» EXERCISE PROMPT: In the material below, list every line carrying the string "учреждениям".

Saved data entries
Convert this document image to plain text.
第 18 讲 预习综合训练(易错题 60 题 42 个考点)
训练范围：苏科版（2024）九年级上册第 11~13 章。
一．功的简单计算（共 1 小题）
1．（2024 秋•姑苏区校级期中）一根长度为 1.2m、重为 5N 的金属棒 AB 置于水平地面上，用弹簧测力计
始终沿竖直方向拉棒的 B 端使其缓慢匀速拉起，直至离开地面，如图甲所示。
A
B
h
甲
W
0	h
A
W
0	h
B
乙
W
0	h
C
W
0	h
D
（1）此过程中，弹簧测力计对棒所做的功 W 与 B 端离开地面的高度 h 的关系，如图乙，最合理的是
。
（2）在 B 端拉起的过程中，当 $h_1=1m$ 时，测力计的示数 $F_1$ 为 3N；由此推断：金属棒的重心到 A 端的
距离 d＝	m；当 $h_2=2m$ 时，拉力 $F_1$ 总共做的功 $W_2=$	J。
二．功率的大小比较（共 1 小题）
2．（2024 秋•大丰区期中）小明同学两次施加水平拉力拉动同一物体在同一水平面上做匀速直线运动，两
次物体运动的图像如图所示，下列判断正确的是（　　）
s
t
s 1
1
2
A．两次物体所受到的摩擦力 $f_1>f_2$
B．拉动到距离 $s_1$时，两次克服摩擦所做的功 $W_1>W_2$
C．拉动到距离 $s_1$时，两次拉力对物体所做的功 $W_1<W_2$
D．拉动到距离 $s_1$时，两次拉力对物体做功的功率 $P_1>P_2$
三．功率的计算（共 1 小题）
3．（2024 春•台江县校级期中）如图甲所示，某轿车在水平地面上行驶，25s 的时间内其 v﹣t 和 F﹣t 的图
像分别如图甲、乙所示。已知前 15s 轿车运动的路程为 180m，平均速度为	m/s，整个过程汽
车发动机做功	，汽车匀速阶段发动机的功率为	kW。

* * *

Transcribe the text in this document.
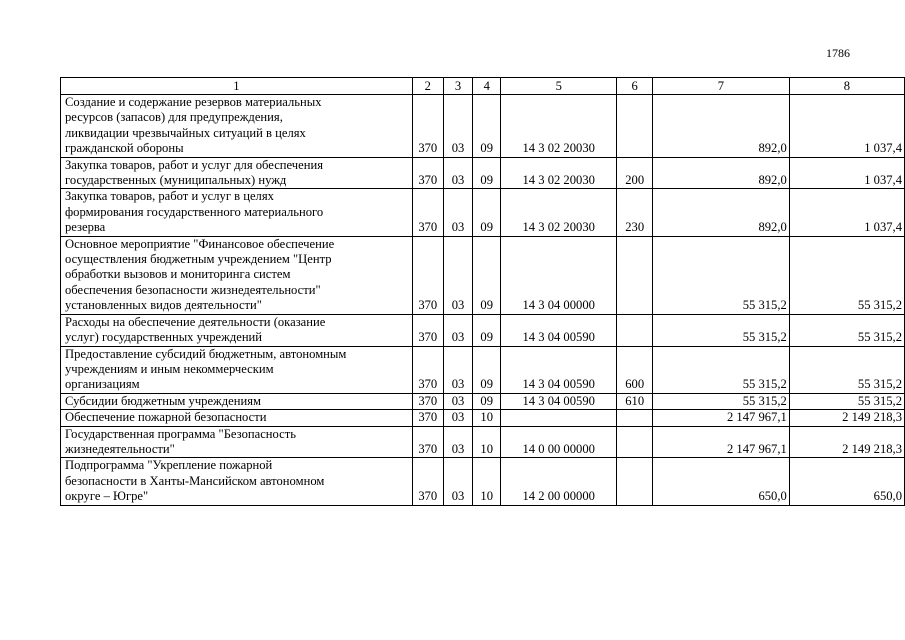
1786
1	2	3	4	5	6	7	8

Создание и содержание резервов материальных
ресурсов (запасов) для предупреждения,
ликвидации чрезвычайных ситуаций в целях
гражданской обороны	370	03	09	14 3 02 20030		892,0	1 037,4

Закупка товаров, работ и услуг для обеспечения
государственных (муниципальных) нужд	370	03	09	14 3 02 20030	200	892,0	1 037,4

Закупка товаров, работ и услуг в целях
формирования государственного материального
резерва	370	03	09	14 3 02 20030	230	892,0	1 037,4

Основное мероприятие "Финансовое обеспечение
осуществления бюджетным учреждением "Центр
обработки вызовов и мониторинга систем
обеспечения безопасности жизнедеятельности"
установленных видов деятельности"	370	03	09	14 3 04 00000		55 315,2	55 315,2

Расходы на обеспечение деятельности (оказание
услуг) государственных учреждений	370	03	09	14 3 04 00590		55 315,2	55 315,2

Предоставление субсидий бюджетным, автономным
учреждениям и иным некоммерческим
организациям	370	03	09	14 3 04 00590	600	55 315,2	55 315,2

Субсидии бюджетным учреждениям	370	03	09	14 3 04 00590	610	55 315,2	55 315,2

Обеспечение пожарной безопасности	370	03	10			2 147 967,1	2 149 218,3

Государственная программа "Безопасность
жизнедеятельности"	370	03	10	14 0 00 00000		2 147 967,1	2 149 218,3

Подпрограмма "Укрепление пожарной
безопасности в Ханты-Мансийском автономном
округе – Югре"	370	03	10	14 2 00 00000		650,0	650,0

...

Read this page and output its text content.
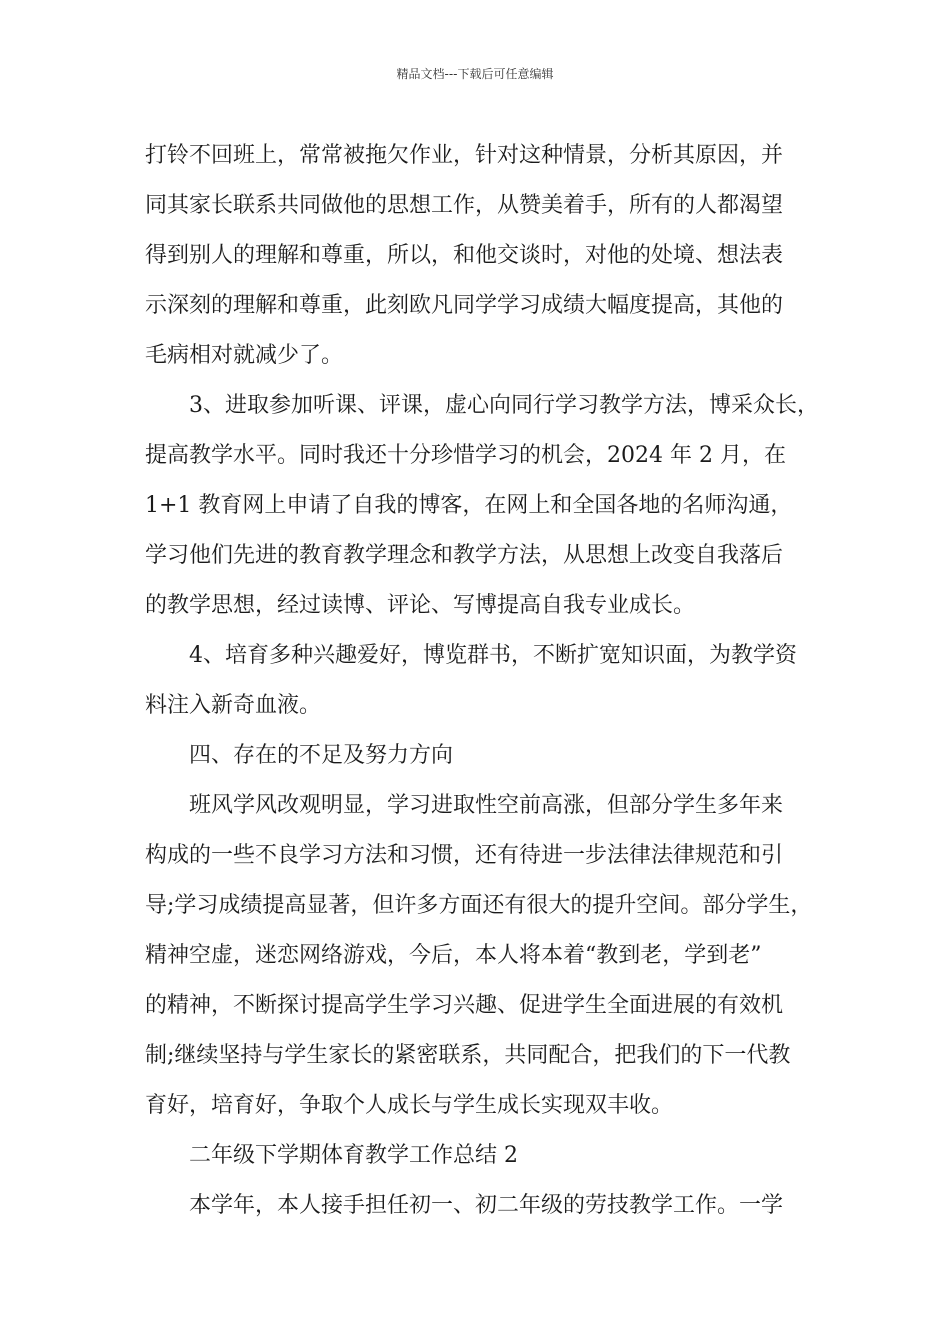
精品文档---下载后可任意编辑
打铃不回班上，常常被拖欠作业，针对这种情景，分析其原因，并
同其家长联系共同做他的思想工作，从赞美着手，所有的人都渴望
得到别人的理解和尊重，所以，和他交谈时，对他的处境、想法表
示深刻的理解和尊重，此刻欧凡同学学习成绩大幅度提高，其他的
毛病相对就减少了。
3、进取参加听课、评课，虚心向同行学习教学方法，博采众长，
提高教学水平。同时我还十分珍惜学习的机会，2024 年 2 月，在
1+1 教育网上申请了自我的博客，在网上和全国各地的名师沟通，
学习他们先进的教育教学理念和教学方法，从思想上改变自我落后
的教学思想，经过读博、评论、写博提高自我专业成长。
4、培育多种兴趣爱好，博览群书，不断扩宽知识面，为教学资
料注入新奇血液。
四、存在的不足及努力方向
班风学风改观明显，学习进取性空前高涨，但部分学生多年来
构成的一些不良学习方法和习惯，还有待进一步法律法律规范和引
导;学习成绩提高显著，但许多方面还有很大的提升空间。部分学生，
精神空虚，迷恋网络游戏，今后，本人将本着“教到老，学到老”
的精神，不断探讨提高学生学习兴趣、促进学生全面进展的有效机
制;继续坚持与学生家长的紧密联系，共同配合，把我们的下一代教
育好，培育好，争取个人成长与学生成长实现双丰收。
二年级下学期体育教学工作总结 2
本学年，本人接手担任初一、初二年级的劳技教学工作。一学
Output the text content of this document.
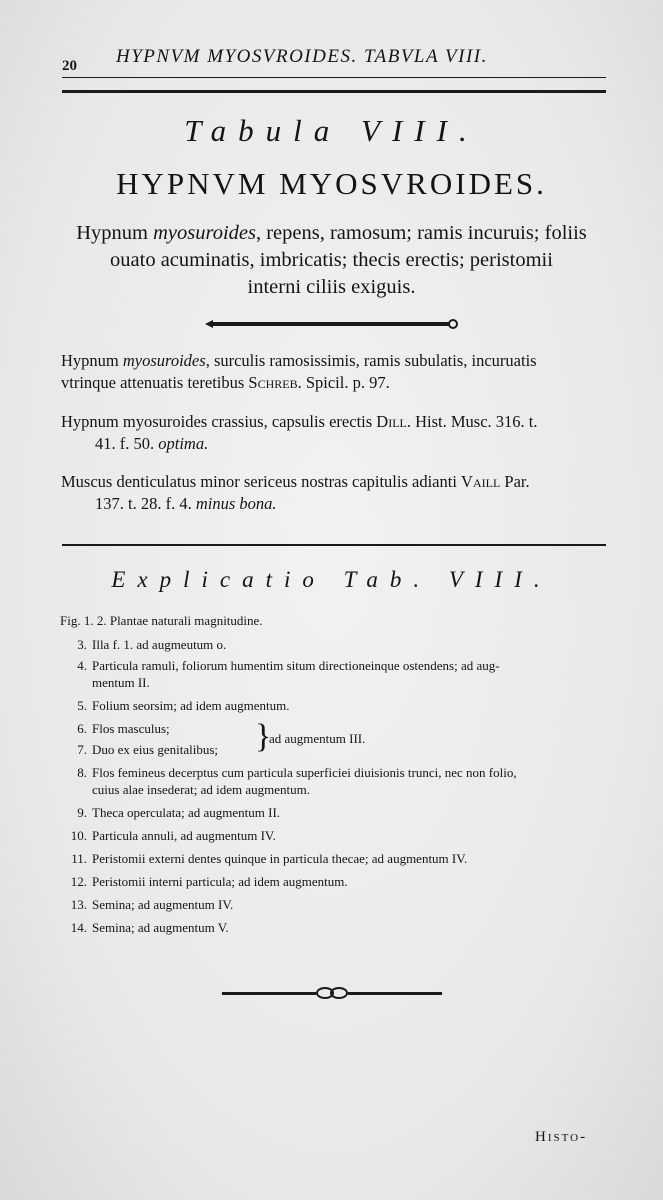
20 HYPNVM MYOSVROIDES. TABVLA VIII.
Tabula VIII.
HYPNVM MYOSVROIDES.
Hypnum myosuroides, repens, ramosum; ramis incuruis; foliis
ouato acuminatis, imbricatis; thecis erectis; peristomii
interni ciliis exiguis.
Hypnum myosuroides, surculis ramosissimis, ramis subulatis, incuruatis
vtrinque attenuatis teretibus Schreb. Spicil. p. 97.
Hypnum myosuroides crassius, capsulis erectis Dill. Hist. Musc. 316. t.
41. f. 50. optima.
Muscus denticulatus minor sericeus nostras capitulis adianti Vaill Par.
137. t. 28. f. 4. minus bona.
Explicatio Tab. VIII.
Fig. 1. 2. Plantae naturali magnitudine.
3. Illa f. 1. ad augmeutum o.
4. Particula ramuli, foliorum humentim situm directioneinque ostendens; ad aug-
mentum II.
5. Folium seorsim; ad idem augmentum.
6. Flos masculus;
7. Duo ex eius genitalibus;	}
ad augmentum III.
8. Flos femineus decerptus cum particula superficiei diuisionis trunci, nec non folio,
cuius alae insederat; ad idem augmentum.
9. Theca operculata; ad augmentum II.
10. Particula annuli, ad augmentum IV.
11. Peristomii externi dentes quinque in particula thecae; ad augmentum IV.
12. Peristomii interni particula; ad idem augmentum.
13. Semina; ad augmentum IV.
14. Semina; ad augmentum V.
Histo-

» FULL OUTPUT:
учреждениям и иным некоммерческим
Субсидии бюджетным учреждениям	370	03	09	14 3 04 00590	610	55 315,2	55 315,2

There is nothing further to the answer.